[Start of DATASET RECORDS]

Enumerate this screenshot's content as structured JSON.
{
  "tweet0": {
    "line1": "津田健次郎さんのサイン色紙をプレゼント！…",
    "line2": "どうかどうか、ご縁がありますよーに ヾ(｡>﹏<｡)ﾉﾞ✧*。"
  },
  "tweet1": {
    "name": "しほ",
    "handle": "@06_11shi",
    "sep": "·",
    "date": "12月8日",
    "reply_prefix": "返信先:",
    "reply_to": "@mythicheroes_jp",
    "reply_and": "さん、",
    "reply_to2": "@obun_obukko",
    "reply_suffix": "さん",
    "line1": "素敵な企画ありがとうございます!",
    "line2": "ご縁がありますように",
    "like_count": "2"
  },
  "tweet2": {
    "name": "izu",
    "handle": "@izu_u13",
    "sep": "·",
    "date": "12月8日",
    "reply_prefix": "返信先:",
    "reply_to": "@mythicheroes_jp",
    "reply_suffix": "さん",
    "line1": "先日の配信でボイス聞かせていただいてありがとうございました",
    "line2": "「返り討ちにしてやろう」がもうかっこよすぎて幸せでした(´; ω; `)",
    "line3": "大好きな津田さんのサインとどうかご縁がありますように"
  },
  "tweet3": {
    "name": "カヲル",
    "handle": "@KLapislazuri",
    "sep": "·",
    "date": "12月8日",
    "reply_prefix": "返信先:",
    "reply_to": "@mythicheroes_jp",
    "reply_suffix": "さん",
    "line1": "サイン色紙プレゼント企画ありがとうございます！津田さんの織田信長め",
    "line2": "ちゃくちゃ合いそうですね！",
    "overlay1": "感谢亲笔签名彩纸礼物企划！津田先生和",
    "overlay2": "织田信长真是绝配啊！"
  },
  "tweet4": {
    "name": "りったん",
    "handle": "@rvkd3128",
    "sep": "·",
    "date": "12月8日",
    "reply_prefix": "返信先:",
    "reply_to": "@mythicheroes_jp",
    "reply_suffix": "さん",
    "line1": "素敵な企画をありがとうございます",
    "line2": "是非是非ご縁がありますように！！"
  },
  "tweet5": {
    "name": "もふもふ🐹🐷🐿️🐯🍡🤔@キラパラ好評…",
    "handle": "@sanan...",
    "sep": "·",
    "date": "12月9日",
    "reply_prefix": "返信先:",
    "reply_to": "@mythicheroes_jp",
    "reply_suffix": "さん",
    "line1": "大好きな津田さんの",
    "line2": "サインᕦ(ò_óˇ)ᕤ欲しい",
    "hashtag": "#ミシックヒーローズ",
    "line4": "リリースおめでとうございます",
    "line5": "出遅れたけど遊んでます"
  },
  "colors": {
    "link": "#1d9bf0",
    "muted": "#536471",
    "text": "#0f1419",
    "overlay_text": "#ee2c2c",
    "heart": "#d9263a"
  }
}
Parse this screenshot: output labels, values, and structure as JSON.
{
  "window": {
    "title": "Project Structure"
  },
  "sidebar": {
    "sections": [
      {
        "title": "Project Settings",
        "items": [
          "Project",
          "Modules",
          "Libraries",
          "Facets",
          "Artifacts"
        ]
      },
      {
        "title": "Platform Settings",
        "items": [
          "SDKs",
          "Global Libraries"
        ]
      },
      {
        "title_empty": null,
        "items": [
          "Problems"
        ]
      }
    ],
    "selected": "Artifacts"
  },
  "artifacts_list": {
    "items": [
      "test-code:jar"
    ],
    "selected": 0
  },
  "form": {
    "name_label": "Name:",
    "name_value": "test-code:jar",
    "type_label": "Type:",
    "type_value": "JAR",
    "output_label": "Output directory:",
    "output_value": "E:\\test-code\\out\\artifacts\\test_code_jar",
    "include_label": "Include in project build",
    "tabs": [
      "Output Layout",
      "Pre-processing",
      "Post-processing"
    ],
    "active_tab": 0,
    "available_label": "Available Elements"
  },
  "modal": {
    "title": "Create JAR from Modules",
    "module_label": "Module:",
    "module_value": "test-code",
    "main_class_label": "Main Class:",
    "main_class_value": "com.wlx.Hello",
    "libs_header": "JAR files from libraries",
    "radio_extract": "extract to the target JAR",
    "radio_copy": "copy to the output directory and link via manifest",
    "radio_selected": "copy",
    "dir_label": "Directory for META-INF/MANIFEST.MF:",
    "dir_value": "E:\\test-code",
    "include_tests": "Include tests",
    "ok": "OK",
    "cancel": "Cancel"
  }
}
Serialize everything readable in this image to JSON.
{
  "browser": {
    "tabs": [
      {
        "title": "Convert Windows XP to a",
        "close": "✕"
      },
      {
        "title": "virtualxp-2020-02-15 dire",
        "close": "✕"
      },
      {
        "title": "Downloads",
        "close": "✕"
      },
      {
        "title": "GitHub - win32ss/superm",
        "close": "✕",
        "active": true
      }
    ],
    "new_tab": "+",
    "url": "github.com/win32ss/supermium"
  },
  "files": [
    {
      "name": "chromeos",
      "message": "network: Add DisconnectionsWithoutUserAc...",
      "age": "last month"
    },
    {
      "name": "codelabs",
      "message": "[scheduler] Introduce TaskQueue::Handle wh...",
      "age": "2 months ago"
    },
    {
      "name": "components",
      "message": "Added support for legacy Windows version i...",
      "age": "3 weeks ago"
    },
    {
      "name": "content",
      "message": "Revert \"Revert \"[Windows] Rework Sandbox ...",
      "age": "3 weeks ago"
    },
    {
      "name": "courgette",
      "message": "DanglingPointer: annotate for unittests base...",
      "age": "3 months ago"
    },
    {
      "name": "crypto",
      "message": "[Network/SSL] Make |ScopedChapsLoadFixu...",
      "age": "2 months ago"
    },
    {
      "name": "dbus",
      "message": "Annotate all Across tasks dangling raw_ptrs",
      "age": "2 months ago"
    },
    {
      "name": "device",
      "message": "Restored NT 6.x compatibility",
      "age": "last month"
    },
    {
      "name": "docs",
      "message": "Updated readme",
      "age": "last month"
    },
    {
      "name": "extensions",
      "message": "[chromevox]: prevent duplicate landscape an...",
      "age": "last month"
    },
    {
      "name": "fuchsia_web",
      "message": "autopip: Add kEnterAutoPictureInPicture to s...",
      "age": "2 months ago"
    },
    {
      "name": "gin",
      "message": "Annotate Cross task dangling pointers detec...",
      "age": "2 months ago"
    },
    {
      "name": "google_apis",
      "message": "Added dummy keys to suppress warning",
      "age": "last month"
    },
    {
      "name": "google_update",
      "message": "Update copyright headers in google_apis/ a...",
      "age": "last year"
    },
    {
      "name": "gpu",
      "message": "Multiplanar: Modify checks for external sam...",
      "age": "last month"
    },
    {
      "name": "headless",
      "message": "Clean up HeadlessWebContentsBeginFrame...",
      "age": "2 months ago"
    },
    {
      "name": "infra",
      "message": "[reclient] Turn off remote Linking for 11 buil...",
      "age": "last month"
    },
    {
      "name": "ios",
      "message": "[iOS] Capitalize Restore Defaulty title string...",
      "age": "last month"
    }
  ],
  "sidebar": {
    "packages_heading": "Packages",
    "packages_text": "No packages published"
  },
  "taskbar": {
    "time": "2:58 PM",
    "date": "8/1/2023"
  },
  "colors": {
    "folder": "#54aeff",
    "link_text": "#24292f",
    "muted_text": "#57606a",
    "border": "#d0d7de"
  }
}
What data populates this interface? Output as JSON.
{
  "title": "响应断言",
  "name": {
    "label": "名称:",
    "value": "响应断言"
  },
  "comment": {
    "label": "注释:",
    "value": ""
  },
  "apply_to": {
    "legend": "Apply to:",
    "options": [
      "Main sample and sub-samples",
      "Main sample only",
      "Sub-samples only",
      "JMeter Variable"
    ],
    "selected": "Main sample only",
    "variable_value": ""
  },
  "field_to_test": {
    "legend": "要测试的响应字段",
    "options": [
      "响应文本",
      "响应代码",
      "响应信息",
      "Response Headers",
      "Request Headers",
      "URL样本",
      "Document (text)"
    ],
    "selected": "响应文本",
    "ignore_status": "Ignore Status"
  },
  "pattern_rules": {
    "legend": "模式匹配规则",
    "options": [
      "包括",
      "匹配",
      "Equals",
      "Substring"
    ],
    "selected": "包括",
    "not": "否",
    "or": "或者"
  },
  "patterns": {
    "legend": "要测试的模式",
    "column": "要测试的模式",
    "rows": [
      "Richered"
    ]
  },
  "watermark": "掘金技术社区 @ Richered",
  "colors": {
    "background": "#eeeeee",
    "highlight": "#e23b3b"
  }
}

[End of DATASET RECORDS]

§ **DIRECTIONS FOR THIS TASK**:
Provide the number of lines in these entries that hold the word "Richered", without any accompanying text.

§ **SOLUTION TO THIS PROBLEM**:
2